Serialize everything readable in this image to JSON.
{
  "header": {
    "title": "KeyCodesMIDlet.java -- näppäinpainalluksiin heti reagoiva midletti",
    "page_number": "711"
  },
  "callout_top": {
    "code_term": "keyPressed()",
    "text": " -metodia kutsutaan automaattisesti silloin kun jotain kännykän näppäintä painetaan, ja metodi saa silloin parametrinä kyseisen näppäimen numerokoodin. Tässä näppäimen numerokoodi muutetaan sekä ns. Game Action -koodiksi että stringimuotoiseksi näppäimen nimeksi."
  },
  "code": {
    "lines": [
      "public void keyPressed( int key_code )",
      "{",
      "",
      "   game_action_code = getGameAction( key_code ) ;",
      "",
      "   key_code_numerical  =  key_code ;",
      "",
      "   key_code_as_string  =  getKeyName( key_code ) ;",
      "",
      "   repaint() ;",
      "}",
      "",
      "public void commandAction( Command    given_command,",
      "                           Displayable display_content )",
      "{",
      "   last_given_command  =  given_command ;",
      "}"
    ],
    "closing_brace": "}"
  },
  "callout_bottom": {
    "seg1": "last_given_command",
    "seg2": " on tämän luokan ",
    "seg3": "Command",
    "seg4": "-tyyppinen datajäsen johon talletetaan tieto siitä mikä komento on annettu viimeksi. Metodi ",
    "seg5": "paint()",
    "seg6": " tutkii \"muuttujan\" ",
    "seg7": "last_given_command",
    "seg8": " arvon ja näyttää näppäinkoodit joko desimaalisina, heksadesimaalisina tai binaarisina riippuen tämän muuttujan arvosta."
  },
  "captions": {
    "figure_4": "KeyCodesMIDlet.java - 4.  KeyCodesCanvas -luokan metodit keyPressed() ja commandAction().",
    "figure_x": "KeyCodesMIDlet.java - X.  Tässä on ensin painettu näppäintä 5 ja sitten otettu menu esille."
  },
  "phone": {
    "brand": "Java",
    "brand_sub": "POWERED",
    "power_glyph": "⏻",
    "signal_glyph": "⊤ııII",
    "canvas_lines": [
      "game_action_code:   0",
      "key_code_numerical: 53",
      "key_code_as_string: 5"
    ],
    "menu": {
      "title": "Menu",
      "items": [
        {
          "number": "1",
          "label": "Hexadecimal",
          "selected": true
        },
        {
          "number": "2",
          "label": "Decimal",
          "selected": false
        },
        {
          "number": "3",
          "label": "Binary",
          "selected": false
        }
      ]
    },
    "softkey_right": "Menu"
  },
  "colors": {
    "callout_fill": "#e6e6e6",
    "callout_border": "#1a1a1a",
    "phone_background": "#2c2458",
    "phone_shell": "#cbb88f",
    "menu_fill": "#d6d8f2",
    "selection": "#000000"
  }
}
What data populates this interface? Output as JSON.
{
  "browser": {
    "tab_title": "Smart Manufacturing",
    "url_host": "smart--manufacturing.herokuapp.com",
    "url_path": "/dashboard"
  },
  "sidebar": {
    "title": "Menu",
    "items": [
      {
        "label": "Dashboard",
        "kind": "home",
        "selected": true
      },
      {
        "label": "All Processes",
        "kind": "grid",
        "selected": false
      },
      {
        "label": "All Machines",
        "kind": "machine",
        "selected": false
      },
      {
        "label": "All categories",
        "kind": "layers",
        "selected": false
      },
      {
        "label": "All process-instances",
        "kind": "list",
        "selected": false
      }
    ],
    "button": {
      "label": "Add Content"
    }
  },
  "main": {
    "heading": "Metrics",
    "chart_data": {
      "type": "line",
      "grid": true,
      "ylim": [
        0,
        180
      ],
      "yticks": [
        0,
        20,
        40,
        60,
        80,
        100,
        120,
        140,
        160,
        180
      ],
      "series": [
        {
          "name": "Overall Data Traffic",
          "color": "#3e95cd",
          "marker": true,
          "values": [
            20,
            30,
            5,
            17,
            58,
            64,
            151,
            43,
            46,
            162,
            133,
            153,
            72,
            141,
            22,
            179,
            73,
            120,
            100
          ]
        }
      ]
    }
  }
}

● GIVEN EXERCISE
Reproduce each record exactly, leaving nothing out.

● WRITTEN ANSWER
Serialize everything readable in this image to JSON.
{
  "header": {
    "title": "KeyCodesMIDlet.java -- näppäinpainalluksiin heti reagoiva midletti",
    "page_number": "711"
  },
  "callout_top": {
    "code_term": "keyPressed()",
    "text": " -metodia kutsutaan automaattisesti silloin kun jotain kännykän näppäintä painetaan, ja metodi saa silloin parametrinä kyseisen näppäimen numerokoodin. Tässä näppäimen numerokoodi muutetaan sekä ns. Game Action -koodiksi että stringimuotoiseksi näppäimen nimeksi."
  },
  "code": {
    "lines": [
      "public void keyPressed( int key_code )",
      "{",
      "",
      "   game_action_code = getGameAction( key_code ) ;",
      "",
      "   key_code_numerical  =  key_code ;",
      "",
      "   key_code_as_string  =  getKeyName( key_code ) ;",
      "",
      "   repaint() ;",
      "}",
      "",
      "public void commandAction( Command    given_command,",
      "                           Displayable display_content )",
      "{",
      "   last_given_command  =  given_command ;",
      "}"
    ],
    "closing_brace": "}"
  },
  "callout_bottom": {
    "seg1": "last_given_command",
    "seg2": " on tämän luokan ",
    "seg3": "Command",
    "seg4": "-tyyppinen datajäsen johon talletetaan tieto siitä mikä komento on annettu viimeksi. Metodi ",
    "seg5": "paint()",
    "seg6": " tutkii \"muuttujan\" ",
    "seg7": "last_given_command",
    "seg8": " arvon ja näyttää näppäinkoodit joko desimaalisina, heksadesimaalisina tai binaarisina riippuen tämän muuttujan arvosta."
  },
  "captions": {
    "figure_4": "KeyCodesMIDlet.java - 4.  KeyCodesCanvas -luokan metodit keyPressed() ja commandAction().",
    "figure_x": "KeyCodesMIDlet.java - X.  Tässä on ensin painettu näppäintä 5 ja sitten otettu menu esille."
  },
  "phone": {
    "brand": "Java",
    "brand_sub": "POWERED",
    "power_glyph": "⏻",
    "signal_glyph": "⊤ııII",
    "canvas_lines": [
      "game_action_code:   0",
      "key_code_numerical: 53",
      "key_code_as_string: 5"
    ],
    "menu": {
      "title": "Menu",
      "items": [
        {
          "number": "1",
          "label": "Hexadecimal",
          "selected": true
        },
        {
          "number": "2",
          "label": "Decimal",
          "selected": false
        },
        {
          "number": "3",
          "label": "Binary",
          "selected": false
        }
      ]
    },
    "softkey_right": "Menu"
  },
  "colors": {
    "callout_fill": "#e6e6e6",
    "callout_border": "#1a1a1a",
    "phone_background": "#2c2458",
    "phone_shell": "#cbb88f",
    "menu_fill": "#d6d8f2",
    "selection": "#000000"
  }
}
What data populates this interface? Output as JSON.
{
  "browser": {
    "tab_title": "Smart Manufacturing",
    "url_host": "smart--manufacturing.herokuapp.com",
    "url_path": "/dashboard"
  },
  "sidebar": {
    "title": "Menu",
    "items": [
      {
        "label": "Dashboard",
        "kind": "home",
        "selected": true
      },
      {
        "label": "All Processes",
        "kind": "grid",
        "selected": false
      },
      {
        "label": "All Machines",
        "kind": "machine",
        "selected": false
      },
      {
        "label": "All categories",
        "kind": "layers",
        "selected": false
      },
      {
        "label": "All process-instances",
        "kind": "list",
        "selected": false
      }
    ],
    "button": {
      "label": "Add Content"
    }
  },
  "main": {
    "heading": "Metrics",
    "chart_data": {
      "type": "line",
      "grid": true,
      "ylim": [
        0,
        180
      ],
      "yticks": [
        0,
        20,
        40,
        60,
        80,
        100,
        120,
        140,
        160,
        180
      ],
      "series": [
        {
          "name": "Overall Data Traffic",
          "color": "#3e95cd",
          "marker": true,
          "values": [
            20,
            30,
            5,
            17,
            58,
            64,
            151,
            43,
            46,
            162,
            133,
            153,
            72,
            141,
            22,
            179,
            73,
            120,
            100
          ]
        }
      ]
    }
  }
}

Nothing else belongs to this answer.